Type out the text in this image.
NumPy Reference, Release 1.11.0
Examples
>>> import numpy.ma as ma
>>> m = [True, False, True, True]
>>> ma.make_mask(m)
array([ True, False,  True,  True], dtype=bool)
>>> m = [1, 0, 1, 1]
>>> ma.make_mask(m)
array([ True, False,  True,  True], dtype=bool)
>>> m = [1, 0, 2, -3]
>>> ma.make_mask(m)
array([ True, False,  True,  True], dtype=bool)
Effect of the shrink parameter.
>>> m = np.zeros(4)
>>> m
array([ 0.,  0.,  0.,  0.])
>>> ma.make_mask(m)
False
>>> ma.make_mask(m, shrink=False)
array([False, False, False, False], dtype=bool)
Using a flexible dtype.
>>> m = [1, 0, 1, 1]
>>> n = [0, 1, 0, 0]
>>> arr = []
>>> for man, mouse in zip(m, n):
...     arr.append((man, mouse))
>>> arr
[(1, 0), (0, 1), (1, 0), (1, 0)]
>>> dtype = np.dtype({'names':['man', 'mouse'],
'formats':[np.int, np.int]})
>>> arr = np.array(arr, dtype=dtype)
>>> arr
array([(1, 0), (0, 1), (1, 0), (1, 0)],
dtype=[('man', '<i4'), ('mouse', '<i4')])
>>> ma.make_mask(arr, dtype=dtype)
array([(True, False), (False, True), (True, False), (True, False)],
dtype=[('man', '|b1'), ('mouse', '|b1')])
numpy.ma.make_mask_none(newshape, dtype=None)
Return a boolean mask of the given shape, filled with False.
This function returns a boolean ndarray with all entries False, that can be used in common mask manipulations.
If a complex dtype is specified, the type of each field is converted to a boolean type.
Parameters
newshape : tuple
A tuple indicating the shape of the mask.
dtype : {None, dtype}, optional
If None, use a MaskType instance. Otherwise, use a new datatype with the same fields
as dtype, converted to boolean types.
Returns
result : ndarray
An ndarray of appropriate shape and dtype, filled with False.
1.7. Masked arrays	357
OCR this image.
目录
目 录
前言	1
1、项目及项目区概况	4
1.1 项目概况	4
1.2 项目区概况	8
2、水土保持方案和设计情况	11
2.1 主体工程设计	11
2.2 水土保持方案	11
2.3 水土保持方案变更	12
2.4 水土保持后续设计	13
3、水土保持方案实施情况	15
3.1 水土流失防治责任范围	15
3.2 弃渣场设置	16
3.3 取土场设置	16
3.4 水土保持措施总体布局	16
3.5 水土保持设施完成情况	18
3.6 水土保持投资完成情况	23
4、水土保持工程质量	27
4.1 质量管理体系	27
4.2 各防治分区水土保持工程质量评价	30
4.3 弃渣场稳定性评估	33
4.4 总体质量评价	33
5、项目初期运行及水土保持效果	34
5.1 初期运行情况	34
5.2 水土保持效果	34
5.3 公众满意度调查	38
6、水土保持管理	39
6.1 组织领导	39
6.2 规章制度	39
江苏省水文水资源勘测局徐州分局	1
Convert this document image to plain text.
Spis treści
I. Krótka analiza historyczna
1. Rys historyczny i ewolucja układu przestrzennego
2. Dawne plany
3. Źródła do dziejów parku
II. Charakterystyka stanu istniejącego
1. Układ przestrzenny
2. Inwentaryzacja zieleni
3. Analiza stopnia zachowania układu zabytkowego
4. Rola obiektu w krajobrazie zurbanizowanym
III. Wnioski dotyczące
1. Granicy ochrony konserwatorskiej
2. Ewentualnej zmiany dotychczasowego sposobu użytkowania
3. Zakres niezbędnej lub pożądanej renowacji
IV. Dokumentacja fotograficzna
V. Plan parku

——

The request: Extract the listing in its entirety and repeat it exactly.

Task response:
Type out the text in this image.
NumPy Reference, Release 1.11.0
Examples
>>> import numpy.ma as ma
>>> m = [True, False, True, True]
>>> ma.make_mask(m)
array([ True, False,  True,  True], dtype=bool)
>>> m = [1, 0, 1, 1]
>>> ma.make_mask(m)
array([ True, False,  True,  True], dtype=bool)
>>> m = [1, 0, 2, -3]
>>> ma.make_mask(m)
array([ True, False,  True,  True], dtype=bool)
Effect of the shrink parameter.
>>> m = np.zeros(4)
>>> m
array([ 0.,  0.,  0.,  0.])
>>> ma.make_mask(m)
False
>>> ma.make_mask(m, shrink=False)
array([False, False, False, False], dtype=bool)
Using a flexible dtype.
>>> m = [1, 0, 1, 1]
>>> n = [0, 1, 0, 0]
>>> arr = []
>>> for man, mouse in zip(m, n):
...     arr.append((man, mouse))
>>> arr
[(1, 0), (0, 1), (1, 0), (1, 0)]
>>> dtype = np.dtype({'names':['man', 'mouse'],
'formats':[np.int, np.int]})
>>> arr = np.array(arr, dtype=dtype)
>>> arr
array([(1, 0), (0, 1), (1, 0), (1, 0)],
dtype=[('man', '<i4'), ('mouse', '<i4')])
>>> ma.make_mask(arr, dtype=dtype)
array([(True, False), (False, True), (True, False), (True, False)],
dtype=[('man', '|b1'), ('mouse', '|b1')])
numpy.ma.make_mask_none(newshape, dtype=None)
Return a boolean mask of the given shape, filled with False.
This function returns a boolean ndarray with all entries False, that can be used in common mask manipulations.
If a complex dtype is specified, the type of each field is converted to a boolean type.
Parameters
newshape : tuple
A tuple indicating the shape of the mask.
dtype : {None, dtype}, optional
If None, use a MaskType instance. Otherwise, use a new datatype with the same fields
as dtype, converted to boolean types.
Returns
result : ndarray
An ndarray of appropriate shape and dtype, filled with False.
1.7. Masked arrays	357
OCR this image.
目录
目 录
前言	1
1、项目及项目区概况	4
1.1 项目概况	4
1.2 项目区概况	8
2、水土保持方案和设计情况	11
2.1 主体工程设计	11
2.2 水土保持方案	11
2.3 水土保持方案变更	12
2.4 水土保持后续设计	13
3、水土保持方案实施情况	15
3.1 水土流失防治责任范围	15
3.2 弃渣场设置	16
3.3 取土场设置	16
3.4 水土保持措施总体布局	16
3.5 水土保持设施完成情况	18
3.6 水土保持投资完成情况	23
4、水土保持工程质量	27
4.1 质量管理体系	27
4.2 各防治分区水土保持工程质量评价	30
4.3 弃渣场稳定性评估	33
4.4 总体质量评价	33
5、项目初期运行及水土保持效果	34
5.1 初期运行情况	34
5.2 水土保持效果	34
5.3 公众满意度调查	38
6、水土保持管理	39
6.1 组织领导	39
6.2 规章制度	39
江苏省水文水资源勘测局徐州分局	1
Convert this document image to plain text.
Spis treści
I. Krótka analiza historyczna
1. Rys historyczny i ewolucja układu przestrzennego
2. Dawne plany
3. Źródła do dziejów parku
II. Charakterystyka stanu istniejącego
1. Układ przestrzenny
2. Inwentaryzacja zieleni
3. Analiza stopnia zachowania układu zabytkowego
4. Rola obiektu w krajobrazie zurbanizowanym
III. Wnioski dotyczące
1. Granicy ochrony konserwatorskiej
2. Ewentualnej zmiany dotychczasowego sposobu użytkowania
3. Zakres niezbędnej lub pożądanej renowacji
IV. Dokumentacja fotograficzna
V. Plan parku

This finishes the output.